____ Records for this exercise

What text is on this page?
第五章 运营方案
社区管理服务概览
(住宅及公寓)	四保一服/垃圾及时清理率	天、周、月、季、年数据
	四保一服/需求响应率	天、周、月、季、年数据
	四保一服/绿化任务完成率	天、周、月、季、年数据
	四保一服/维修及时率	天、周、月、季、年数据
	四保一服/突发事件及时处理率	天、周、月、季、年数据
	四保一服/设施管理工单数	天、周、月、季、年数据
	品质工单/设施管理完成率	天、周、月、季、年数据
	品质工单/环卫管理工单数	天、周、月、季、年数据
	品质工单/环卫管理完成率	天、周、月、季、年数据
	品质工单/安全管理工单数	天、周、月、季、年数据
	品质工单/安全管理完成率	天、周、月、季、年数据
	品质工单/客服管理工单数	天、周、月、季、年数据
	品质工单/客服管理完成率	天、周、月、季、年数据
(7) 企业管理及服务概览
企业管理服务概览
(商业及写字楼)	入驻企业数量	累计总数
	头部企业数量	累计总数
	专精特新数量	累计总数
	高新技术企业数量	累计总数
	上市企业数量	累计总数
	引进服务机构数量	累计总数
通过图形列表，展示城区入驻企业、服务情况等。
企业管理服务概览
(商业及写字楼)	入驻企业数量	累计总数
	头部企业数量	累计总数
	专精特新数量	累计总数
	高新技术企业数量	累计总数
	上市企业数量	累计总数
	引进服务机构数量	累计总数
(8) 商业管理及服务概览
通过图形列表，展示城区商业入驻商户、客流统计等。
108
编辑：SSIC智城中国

________

Tally how many lines of the material contain the word "通过图形列表". The answer must be the number and nothing else.

## Solution for this exercise
2